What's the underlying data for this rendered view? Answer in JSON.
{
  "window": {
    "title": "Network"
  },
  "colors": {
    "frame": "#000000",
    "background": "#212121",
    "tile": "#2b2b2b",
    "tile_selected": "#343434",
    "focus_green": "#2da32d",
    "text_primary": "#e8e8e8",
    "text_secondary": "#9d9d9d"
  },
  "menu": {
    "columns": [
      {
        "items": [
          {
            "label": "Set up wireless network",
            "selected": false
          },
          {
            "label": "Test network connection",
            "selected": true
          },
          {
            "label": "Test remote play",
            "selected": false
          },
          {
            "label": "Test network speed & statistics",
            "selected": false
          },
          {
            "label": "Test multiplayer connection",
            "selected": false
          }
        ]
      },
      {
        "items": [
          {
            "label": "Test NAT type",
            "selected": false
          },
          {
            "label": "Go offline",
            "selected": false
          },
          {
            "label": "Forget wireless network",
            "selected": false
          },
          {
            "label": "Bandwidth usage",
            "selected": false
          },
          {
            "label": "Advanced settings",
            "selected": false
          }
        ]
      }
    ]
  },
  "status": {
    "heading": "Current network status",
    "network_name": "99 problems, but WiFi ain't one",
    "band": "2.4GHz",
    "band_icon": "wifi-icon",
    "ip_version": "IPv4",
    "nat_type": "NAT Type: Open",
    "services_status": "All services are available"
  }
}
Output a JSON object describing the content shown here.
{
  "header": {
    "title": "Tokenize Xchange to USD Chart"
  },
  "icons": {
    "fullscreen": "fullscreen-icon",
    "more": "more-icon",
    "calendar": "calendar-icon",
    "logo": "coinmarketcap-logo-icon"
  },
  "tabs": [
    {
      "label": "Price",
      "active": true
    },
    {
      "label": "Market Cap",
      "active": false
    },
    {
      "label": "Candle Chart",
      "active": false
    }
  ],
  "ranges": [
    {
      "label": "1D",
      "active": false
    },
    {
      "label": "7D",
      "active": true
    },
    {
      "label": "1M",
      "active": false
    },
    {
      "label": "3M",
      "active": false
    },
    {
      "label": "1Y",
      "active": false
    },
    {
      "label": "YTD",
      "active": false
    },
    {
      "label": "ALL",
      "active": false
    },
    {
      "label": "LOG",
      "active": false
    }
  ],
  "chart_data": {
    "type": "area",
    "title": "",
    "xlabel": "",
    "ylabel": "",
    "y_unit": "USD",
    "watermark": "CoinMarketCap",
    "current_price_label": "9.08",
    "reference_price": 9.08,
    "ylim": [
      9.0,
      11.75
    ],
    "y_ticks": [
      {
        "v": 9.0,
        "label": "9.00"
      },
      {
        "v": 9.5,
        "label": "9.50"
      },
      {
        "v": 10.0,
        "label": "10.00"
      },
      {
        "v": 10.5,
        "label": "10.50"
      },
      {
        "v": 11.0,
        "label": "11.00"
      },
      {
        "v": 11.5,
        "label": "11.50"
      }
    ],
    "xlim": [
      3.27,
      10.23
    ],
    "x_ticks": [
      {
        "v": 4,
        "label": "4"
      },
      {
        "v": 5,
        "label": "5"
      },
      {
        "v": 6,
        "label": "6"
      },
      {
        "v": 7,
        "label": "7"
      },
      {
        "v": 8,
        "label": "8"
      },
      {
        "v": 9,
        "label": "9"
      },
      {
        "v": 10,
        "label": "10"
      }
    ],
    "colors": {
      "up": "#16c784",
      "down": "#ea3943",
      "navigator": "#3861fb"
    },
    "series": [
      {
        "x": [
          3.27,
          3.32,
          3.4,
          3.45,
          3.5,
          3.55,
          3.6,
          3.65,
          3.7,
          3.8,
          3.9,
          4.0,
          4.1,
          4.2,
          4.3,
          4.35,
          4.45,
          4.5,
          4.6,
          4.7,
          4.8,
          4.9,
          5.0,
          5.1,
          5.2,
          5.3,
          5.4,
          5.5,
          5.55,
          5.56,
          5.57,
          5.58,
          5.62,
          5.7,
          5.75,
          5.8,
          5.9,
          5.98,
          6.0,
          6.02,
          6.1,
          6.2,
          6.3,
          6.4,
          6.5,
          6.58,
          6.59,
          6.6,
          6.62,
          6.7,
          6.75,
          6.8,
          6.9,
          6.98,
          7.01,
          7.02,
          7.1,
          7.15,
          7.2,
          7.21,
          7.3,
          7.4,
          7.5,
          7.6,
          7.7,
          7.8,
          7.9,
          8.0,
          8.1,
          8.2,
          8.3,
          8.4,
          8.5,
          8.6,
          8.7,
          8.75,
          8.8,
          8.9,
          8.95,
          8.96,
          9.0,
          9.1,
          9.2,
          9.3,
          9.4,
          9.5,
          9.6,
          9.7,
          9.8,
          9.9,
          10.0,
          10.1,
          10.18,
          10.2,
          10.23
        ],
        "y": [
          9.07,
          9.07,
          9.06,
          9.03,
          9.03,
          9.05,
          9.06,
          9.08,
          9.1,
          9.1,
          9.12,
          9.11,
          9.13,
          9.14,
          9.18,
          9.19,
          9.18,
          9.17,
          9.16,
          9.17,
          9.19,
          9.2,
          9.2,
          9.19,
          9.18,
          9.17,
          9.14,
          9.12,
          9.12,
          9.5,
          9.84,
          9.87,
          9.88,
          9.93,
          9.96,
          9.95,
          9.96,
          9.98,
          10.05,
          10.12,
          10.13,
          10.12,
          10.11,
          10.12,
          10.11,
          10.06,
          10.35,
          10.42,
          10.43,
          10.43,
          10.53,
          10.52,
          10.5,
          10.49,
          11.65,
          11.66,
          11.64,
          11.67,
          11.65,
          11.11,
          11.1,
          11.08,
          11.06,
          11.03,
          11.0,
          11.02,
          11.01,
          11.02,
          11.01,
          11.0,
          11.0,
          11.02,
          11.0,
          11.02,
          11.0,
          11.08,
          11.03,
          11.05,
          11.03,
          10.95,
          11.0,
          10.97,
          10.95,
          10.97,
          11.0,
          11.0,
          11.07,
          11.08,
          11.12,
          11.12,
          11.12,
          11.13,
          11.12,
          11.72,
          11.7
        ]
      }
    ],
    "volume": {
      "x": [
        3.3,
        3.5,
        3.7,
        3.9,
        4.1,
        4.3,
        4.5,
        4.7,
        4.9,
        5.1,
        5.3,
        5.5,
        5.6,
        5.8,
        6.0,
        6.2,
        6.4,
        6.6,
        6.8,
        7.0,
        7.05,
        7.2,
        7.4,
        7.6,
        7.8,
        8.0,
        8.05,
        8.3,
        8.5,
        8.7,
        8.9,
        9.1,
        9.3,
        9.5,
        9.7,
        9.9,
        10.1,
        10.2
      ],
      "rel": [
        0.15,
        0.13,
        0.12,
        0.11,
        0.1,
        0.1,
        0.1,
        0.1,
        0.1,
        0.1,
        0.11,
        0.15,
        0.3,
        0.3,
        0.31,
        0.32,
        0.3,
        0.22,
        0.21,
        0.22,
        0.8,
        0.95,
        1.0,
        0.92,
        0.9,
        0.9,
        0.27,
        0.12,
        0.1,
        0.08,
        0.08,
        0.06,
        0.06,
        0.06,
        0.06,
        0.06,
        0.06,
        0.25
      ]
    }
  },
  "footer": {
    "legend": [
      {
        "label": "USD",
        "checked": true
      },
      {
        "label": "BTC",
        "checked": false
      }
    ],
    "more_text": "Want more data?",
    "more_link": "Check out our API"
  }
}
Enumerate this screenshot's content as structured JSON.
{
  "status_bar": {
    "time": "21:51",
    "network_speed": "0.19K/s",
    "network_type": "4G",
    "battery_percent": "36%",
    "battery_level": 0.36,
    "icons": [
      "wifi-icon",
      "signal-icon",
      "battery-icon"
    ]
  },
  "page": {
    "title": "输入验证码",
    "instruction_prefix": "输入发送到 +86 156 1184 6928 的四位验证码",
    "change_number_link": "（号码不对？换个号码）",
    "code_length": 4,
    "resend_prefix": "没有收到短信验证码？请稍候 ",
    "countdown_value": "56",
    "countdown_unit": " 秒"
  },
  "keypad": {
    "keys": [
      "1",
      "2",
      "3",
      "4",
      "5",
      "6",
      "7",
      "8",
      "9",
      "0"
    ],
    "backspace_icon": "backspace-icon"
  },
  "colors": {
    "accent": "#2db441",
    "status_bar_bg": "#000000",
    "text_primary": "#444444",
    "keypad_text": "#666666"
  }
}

━━━━━━

Directions ::
Go through the records and show every line with the string "JSON" in it.

The reply ::
What's the underlying data for this rendered view? Answer in JSON.
Output a JSON object describing the content shown here.
Enumerate this screenshot's content as structured JSON.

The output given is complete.